----- EXTRACTED ENTRIES

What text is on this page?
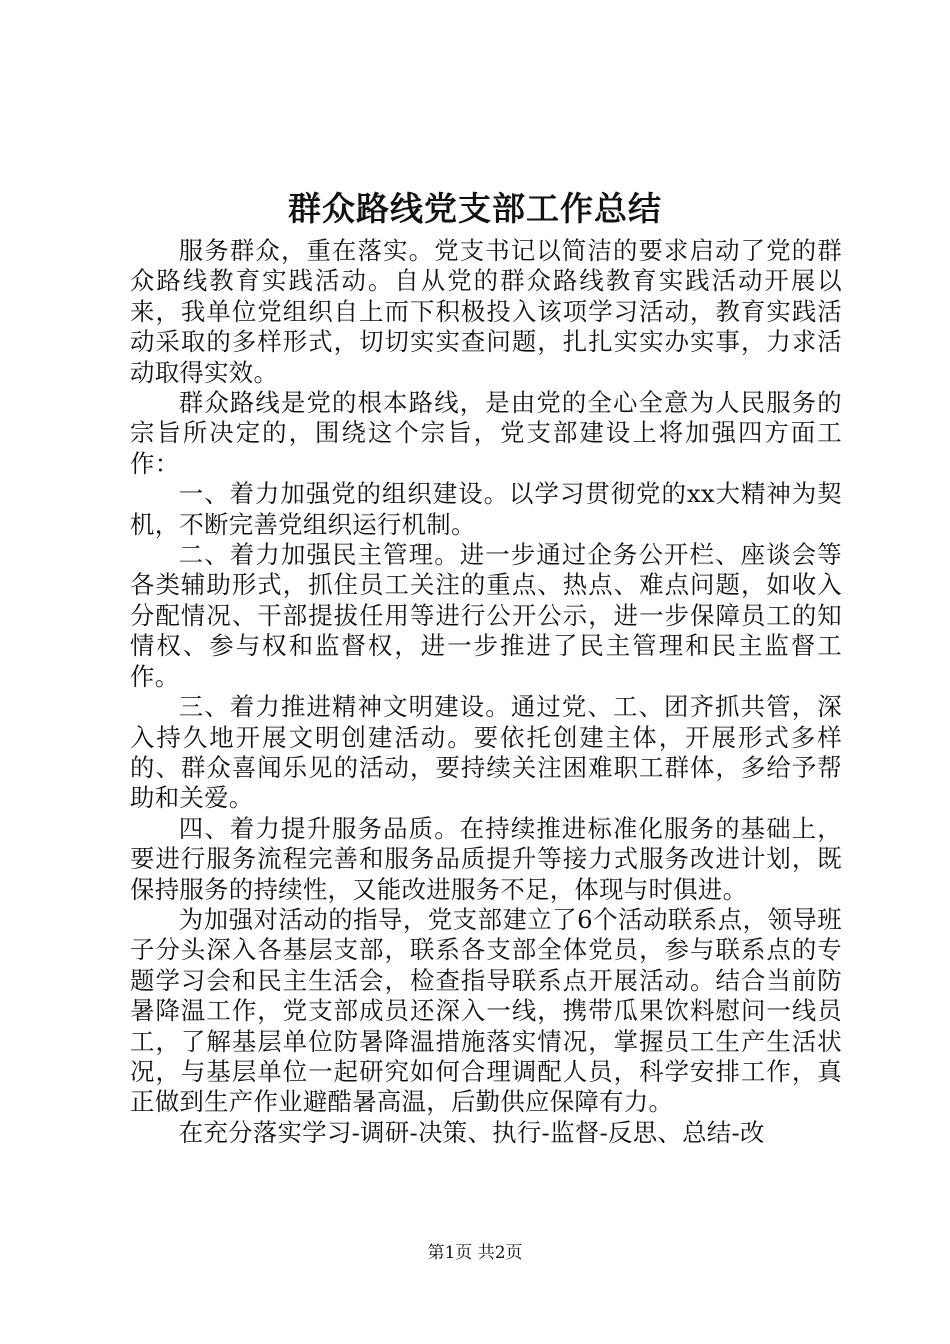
群众路线党支部工作总结

服务群众，重在落实。党支书记以简洁的要求启动了党的群众路线教育实践活动。自从党的群众路线教育实践活动开展以来，我单位党组织自上而下积极投入该项学习活动，教育实践活动采取的多样形式，切切实实查问题，扎扎实实办实事，力求活动取得实效。

群众路线是党的根本路线，是由党的全心全意为人民服务的宗旨所决定的，围绕这个宗旨，党支部建设上将加强四方面工作：

一、着力加强党的组织建设。以学习贯彻党的xx大精神为契机，不断完善党组织运行机制。

二、着力加强民主管理。进一步通过企务公开栏、座谈会等各类辅助形式，抓住员工关注的重点、热点、难点问题，如收入分配情况、干部提拔任用等进行公开公示，进一步保障员工的知情权、参与权和监督权，进一步推进了民主管理和民主监督工作。

三、着力推进精神文明建设。通过党、工、团齐抓共管，深入持久地开展文明创建活动。要依托创建主体，开展形式多样的、群众喜闻乐见的活动，要持续关注困难职工群体，多给予帮助和关爱。

四、着力提升服务品质。在持续推进标准化服务的基础上，要进行服务流程完善和服务品质提升等接力式服务改进计划，既保持服务的持续性，又能改进服务不足，体现与时俱进。

为加强对活动的指导，党支部建立了6个活动联系点，领导班子分头深入各基层支部，联系各支部全体党员，参与联系点的专题学习会和民主生活会，检查指导联系点开展活动。结合当前防暑降温工作，党支部成员还深入一线，携带瓜果饮料慰问一线员工，了解基层单位防暑降温措施落实情况，掌握员工生产生活状况，与基层单位一起研究如何合理调配人员，科学安排工作，真正做到生产作业避酷暑高温，后勤供应保障有力。

在充分落实学习-调研-决策、执行-监督-反思、总结-改

第1页 共2页
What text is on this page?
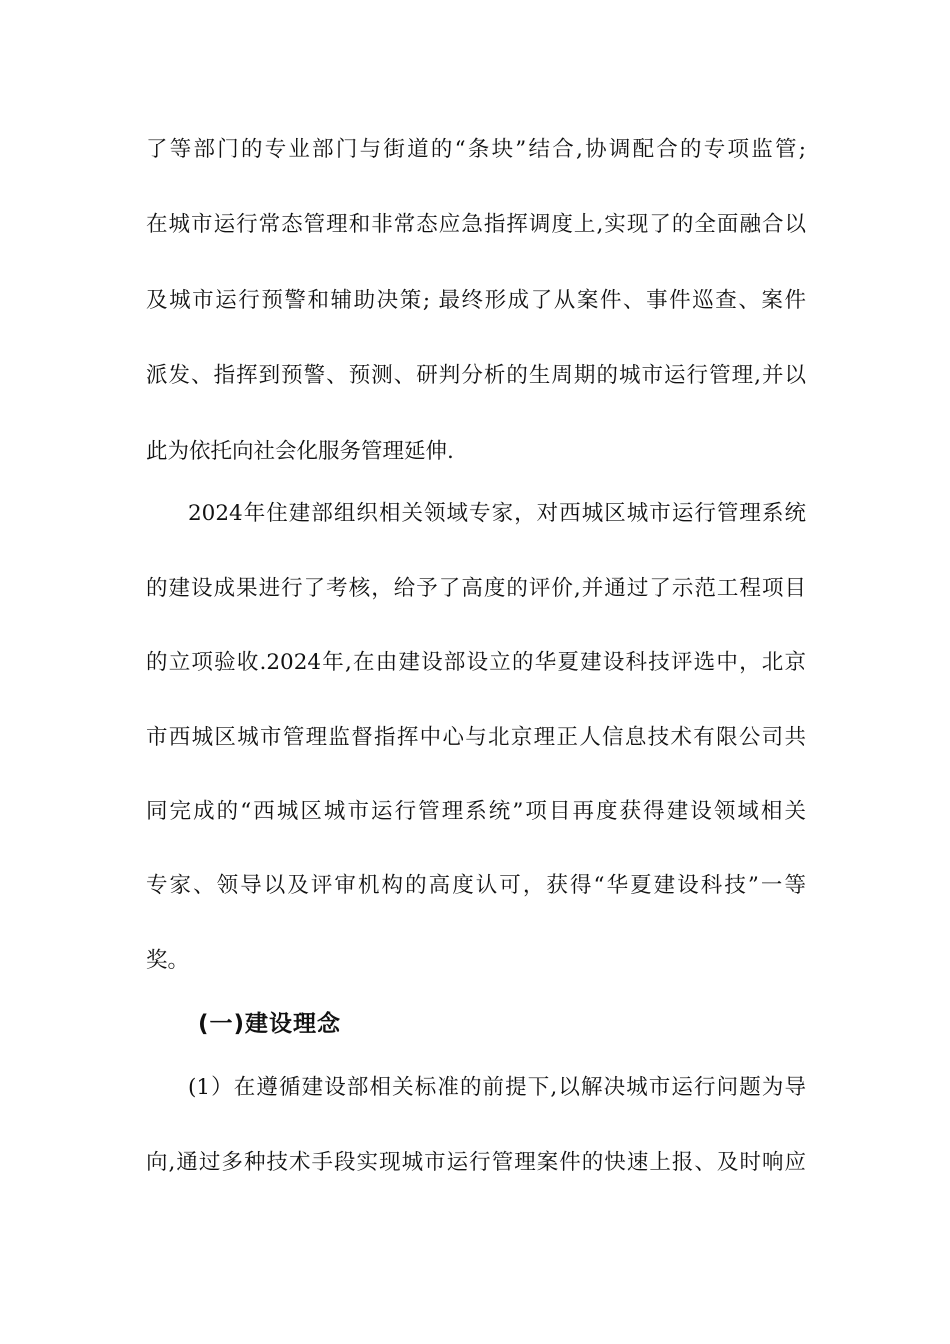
了等部门的专业部门与街道的“条块”结合,协调配合的专项监管;
在城市运行常态管理和非常态应急指挥调度上,实现了的全面融合以
及城市运行预警和辅助决策; 最终形成了从案件、事件巡查、案件
派发、指挥到预警、预测、研判分析的生周期的城市运行管理,并以
此为依托向社会化服务管理延伸.
2024年住建部组织相关领域专家，对西城区城市运行管理系统
的建设成果进行了考核，给予了高度的评价,并通过了示范工程项目
的立项验收.2024年,在由建设部设立的华夏建设科技评选中，北京
市西城区城市管理监督指挥中心与北京理正人信息技术有限公司共
同完成的“西城区城市运行管理系统”项目再度获得建设领域相关
专家、领导以及评审机构的高度认可，获得“华夏建设科技”一等
奖。
(一)建设理念
(1）在遵循建设部相关标准的前提下,以解决城市运行问题为导
向,通过多种技术手段实现城市运行管理案件的快速上报、及时响应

----------

▶ _WRITTEN EXERCISE_
Without including any pictures, please restate all the records exactly.

▶ _RESULT OF THIS TASK_
What text is on this page?
群众路线党支部工作总结

服务群众，重在落实。党支书记以简洁的要求启动了党的群众路线教育实践活动。自从党的群众路线教育实践活动开展以来，我单位党组织自上而下积极投入该项学习活动，教育实践活动采取的多样形式，切切实实查问题，扎扎实实办实事，力求活动取得实效。

群众路线是党的根本路线，是由党的全心全意为人民服务的宗旨所决定的，围绕这个宗旨，党支部建设上将加强四方面工作：

一、着力加强党的组织建设。以学习贯彻党的xx大精神为契机，不断完善党组织运行机制。

二、着力加强民主管理。进一步通过企务公开栏、座谈会等各类辅助形式，抓住员工关注的重点、热点、难点问题，如收入分配情况、干部提拔任用等进行公开公示，进一步保障员工的知情权、参与权和监督权，进一步推进了民主管理和民主监督工作。

三、着力推进精神文明建设。通过党、工、团齐抓共管，深入持久地开展文明创建活动。要依托创建主体，开展形式多样的、群众喜闻乐见的活动，要持续关注困难职工群体，多给予帮助和关爱。

四、着力提升服务品质。在持续推进标准化服务的基础上，要进行服务流程完善和服务品质提升等接力式服务改进计划，既保持服务的持续性，又能改进服务不足，体现与时俱进。

为加强对活动的指导，党支部建立了6个活动联系点，领导班子分头深入各基层支部，联系各支部全体党员，参与联系点的专题学习会和民主生活会，检查指导联系点开展活动。结合当前防暑降温工作，党支部成员还深入一线，携带瓜果饮料慰问一线员工，了解基层单位防暑降温措施落实情况，掌握员工生产生活状况，与基层单位一起研究如何合理调配人员，科学安排工作，真正做到生产作业避酷暑高温，后勤供应保障有力。

在充分落实学习-调研-决策、执行-监督-反思、总结-改

第1页 共2页
What text is on this page?
了等部门的专业部门与街道的“条块”结合,协调配合的专项监管;
在城市运行常态管理和非常态应急指挥调度上,实现了的全面融合以
及城市运行预警和辅助决策; 最终形成了从案件、事件巡查、案件
派发、指挥到预警、预测、研判分析的生周期的城市运行管理,并以
此为依托向社会化服务管理延伸.
2024年住建部组织相关领域专家，对西城区城市运行管理系统
的建设成果进行了考核，给予了高度的评价,并通过了示范工程项目
的立项验收.2024年,在由建设部设立的华夏建设科技评选中，北京
市西城区城市管理监督指挥中心与北京理正人信息技术有限公司共
同完成的“西城区城市运行管理系统”项目再度获得建设领域相关
专家、领导以及评审机构的高度认可，获得“华夏建设科技”一等
奖。
(一)建设理念
(1）在遵循建设部相关标准的前提下,以解决城市运行问题为导
向,通过多种技术手段实现城市运行管理案件的快速上报、及时响应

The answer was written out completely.